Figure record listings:
★ ★ ★ ★

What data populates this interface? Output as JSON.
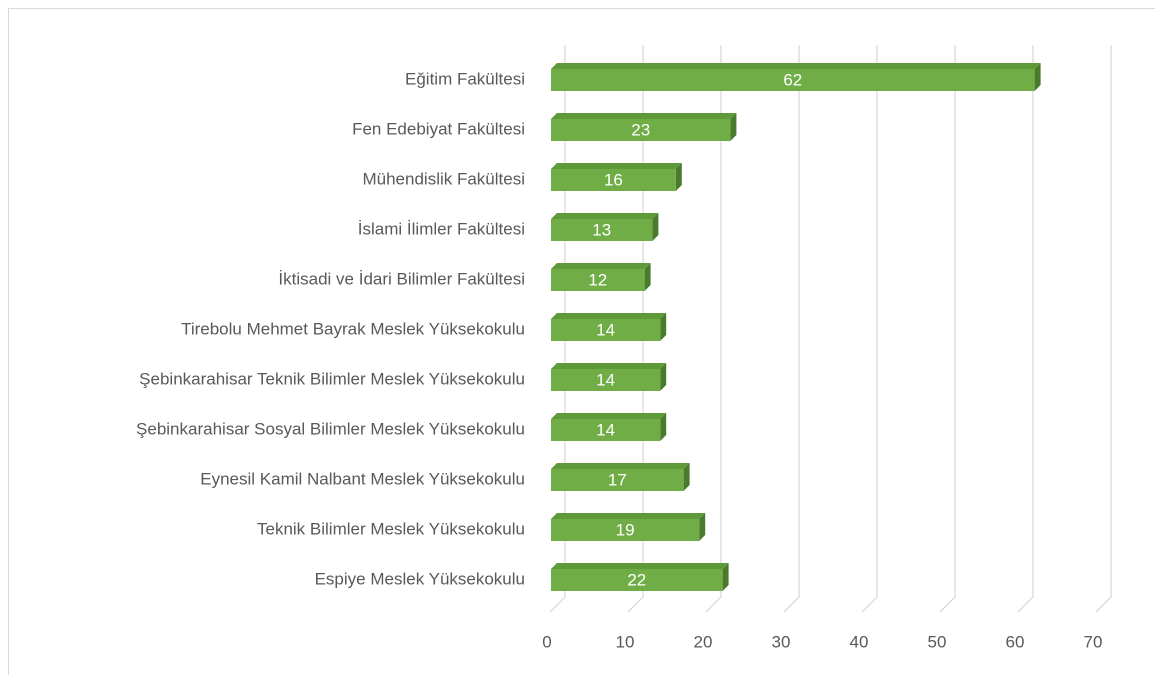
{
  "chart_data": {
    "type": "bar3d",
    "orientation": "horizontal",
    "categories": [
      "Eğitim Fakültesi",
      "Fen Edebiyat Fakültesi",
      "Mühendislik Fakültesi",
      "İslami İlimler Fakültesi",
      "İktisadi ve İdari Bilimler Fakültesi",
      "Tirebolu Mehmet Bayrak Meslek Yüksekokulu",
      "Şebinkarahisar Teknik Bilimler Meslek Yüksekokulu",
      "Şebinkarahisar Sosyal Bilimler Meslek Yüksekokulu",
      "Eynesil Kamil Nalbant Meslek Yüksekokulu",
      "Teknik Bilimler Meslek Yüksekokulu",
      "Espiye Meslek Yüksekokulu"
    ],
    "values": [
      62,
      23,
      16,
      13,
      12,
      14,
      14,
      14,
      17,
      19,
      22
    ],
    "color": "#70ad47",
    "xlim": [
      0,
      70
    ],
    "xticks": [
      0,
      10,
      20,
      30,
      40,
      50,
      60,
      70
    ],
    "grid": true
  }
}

★ ★ ★ ★

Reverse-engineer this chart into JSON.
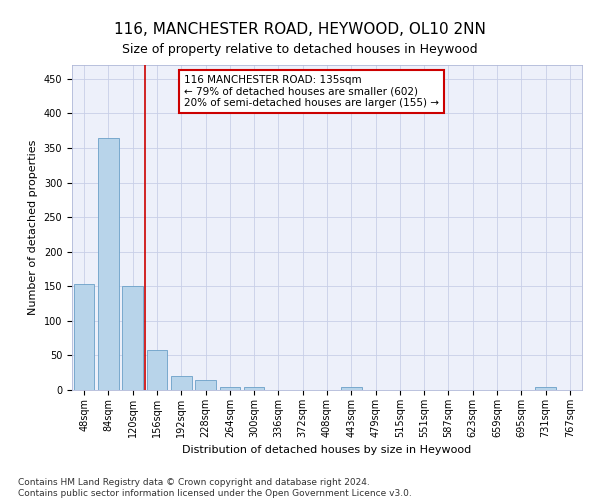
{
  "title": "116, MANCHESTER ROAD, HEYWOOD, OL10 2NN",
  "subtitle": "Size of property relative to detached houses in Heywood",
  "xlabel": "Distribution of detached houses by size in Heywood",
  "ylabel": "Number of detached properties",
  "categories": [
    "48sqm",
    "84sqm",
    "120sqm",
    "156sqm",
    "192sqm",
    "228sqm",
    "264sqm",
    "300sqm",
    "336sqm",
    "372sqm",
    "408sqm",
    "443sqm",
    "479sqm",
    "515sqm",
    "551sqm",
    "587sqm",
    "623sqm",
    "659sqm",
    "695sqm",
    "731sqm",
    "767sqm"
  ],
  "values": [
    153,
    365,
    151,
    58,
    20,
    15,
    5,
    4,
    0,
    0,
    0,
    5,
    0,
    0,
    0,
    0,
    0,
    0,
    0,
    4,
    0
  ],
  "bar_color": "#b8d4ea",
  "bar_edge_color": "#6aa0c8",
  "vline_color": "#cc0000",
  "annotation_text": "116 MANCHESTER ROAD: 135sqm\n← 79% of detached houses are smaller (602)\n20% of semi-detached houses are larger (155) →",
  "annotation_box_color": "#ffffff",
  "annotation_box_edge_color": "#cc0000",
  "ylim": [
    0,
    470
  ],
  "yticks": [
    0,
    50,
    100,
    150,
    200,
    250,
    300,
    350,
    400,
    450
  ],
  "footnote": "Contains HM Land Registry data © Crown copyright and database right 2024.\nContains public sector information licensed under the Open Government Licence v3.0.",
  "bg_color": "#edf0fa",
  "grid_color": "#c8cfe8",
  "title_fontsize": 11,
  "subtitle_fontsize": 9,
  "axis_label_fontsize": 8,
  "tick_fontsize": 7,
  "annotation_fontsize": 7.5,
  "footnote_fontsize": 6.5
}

★ ★ ★ ★

For each line in the data above that contains the string "JSON", extract the line.

EXERCISE ANSWER →
What data populates this interface? Output as JSON.
Reverse-engineer this chart into JSON.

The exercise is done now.